### Work to be completed
Locate the string "采用计算机辅助英语教学" throughout the material and copy every line in which it occurs.

### Supplied data
·····
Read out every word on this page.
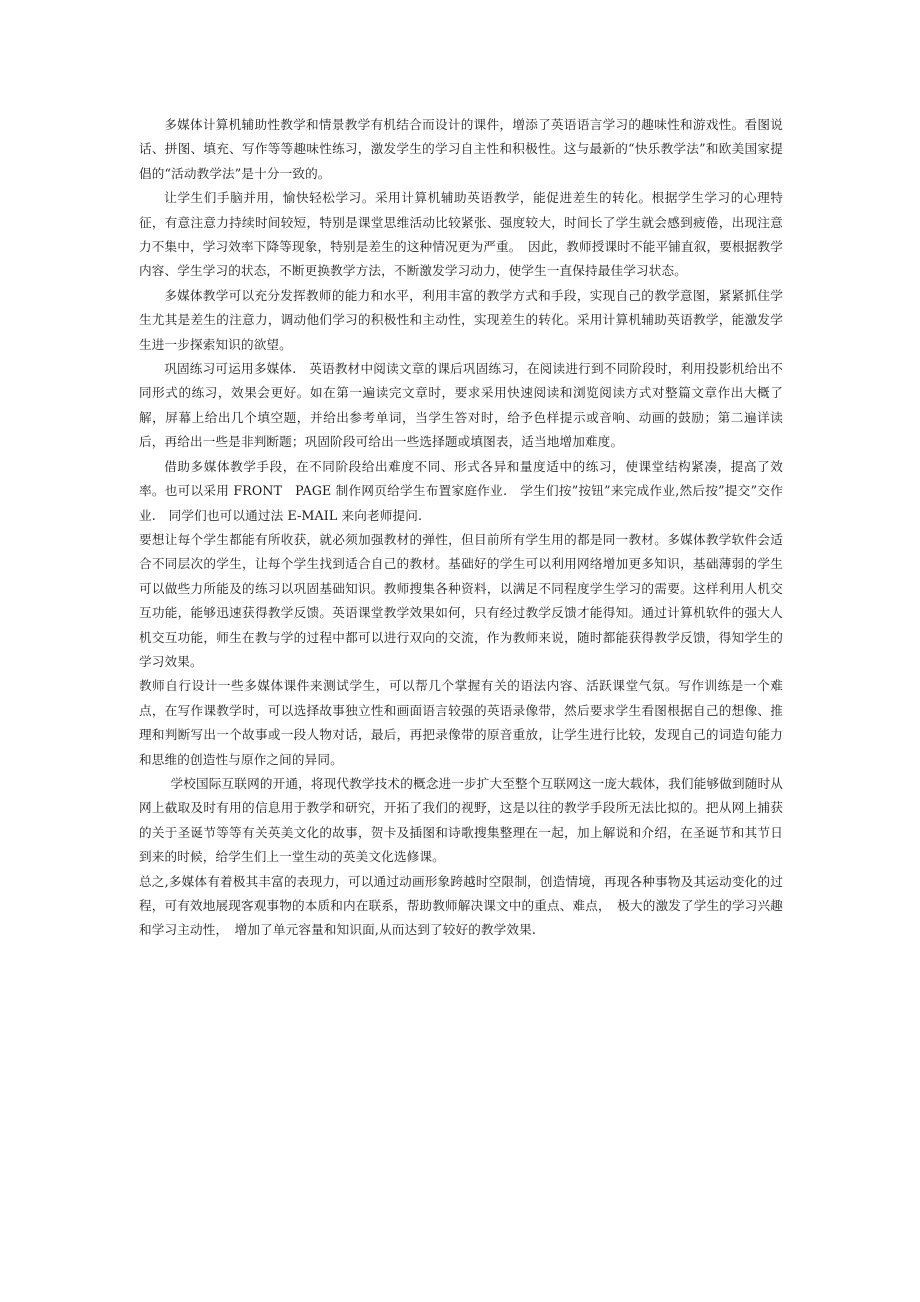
多媒体计算机辅助性教学和情景教学有机结合而设计的课件，增添了英语语言学习的趣味性和游戏性。看图说话、拼图、填充、写作等等趣味性练习，激发学生的学习自主性和积极性。这与最新的“快乐教学法”和欧美国家提倡的“活动教学法”是十分一致的。

让学生们手脑并用，愉快轻松学习。采用计算机辅助英语教学，能促进差生的转化。根据学生学习的心理特征，有意注意力持续时间较短，特别是课堂思维活动比较紧张、强度较大，时间长了学生就会感到疲倦，出现注意力不集中，学习效率下降等现象，特别是差生的这种情况更为严重。　因此，教师授课时不能平铺直叙，要根据教学内容、学生学习的状态，不断更换教学方法，不断激发学习动力，使学生一直保持最佳学习状态。

多媒体教学可以充分发挥教师的能力和水平，利用丰富的教学方式和手段，实现自己的教学意图，紧紧抓住学生尤其是差生的注意力，调动他们学习的积极性和主动性，实现差生的转化。采用计算机辅助英语教学，能激发学生进一步探索知识的欲望。

巩固练习可运用多媒体.　英语教材中阅读文章的课后巩固练习，在阅读进行到不同阶段时，利用投影机给出不同形式的练习，效果会更好。如在第一遍读完文章时，要求采用快速阅读和浏览阅读方式对整篇文章作出大概了解，屏幕上给出几个填空题，并给出参考单词，当学生答对时，给予色样提示或音响、动画的鼓励；第二遍详读后，再给出一些是非判断题；巩固阶段可给出一些选择题或填图表，适当地增加难度。

借助多媒体教学手段，在不同阶段给出难度不同、形式各异和量度适中的练习，使课堂结构紧凑，提高了效率。也可以采用 FRONT　PAGE 制作网页给学生布置家庭作业.　学生们按”按钮”来完成作业,然后按”提交”交作业.　同学们也可以通过法 E-MAIL 来向老师提问.

要想让每个学生都能有所收获，就必须加强教材的弹性，但目前所有学生用的都是同一教材。多媒体教学软件会适合不同层次的学生，让每个学生找到适合自己的教材。基础好的学生可以利用网络增加更多知识，基础薄弱的学生可以做些力所能及的练习以巩固基础知识。教师搜集各种资料，以满足不同程度学生学习的需要。这样利用人机交互功能，能够迅速获得教学反馈。英语课堂教学效果如何，只有经过教学反馈才能得知。通过计算机软件的强大人机交互功能，师生在教与学的过程中都可以进行双向的交流，作为教师来说，随时都能获得教学反馈，得知学生的学习效果。

教师自行设计一些多媒体课件来测试学生，可以帮几个掌握有关的语法内容、活跃课堂气氛。写作训练是一个难点，在写作课教学时，可以选择故事独立性和画面语言较强的英语录像带，然后要求学生看图根据自己的想像、推理和判断写出一个故事或一段人物对话，最后，再把录像带的原音重放，让学生进行比较，发现自己的词造句能力和思维的创造性与原作之间的异同。

学校国际互联网的开通，将现代教学技术的概念进一步扩大至整个互联网这一庞大载体，我们能够做到随时从网上截取及时有用的信息用于教学和研究，开拓了我们的视野，这是以往的教学手段所无法比拟的。把从网上捕获的关于圣诞节等等有关英美文化的故事，贺卡及插图和诗歌搜集整理在一起，加上解说和介绍，在圣诞节和其节日到来的时候，给学生们上一堂生动的英美文化选修课。

总之,多媒体有着极其丰富的表现力，可以通过动画形象跨越时空限制，创造情境，再现各种事物及其运动变化的过程，可有效地展现客观事物的本质和内在联系，帮助教师解决课文中的重点、难点，　极大的激发了学生的学习兴趣和学习主动性，　增加了单元容量和知识面,从而达到了较好的教学效果.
·····
### Full response
让学生们手脑并用，愉快轻松学习。采用计算机辅助英语教学，能促进差生的转化。根据学生学习的心理特征，有意注意力持续时间较短，特别是课堂思维活动比较紧张、强度较大，时间长了学生就会感到疲倦，出现注意力不集中，学习效率下降等现象，特别是差生的这种情况更为严重。　因此，教师授课时不能平铺直叙，要根据教学内容、学生学习的状态，不断更换教学方法，不断激发学习动力，使学生一直保持最佳学习状态。
多媒体教学可以充分发挥教师的能力和水平，利用丰富的教学方式和手段，实现自己的教学意图，紧紧抓住学生尤其是差生的注意力，调动他们学习的积极性和主动性，实现差生的转化。采用计算机辅助英语教学，能激发学生进一步探索知识的欲望。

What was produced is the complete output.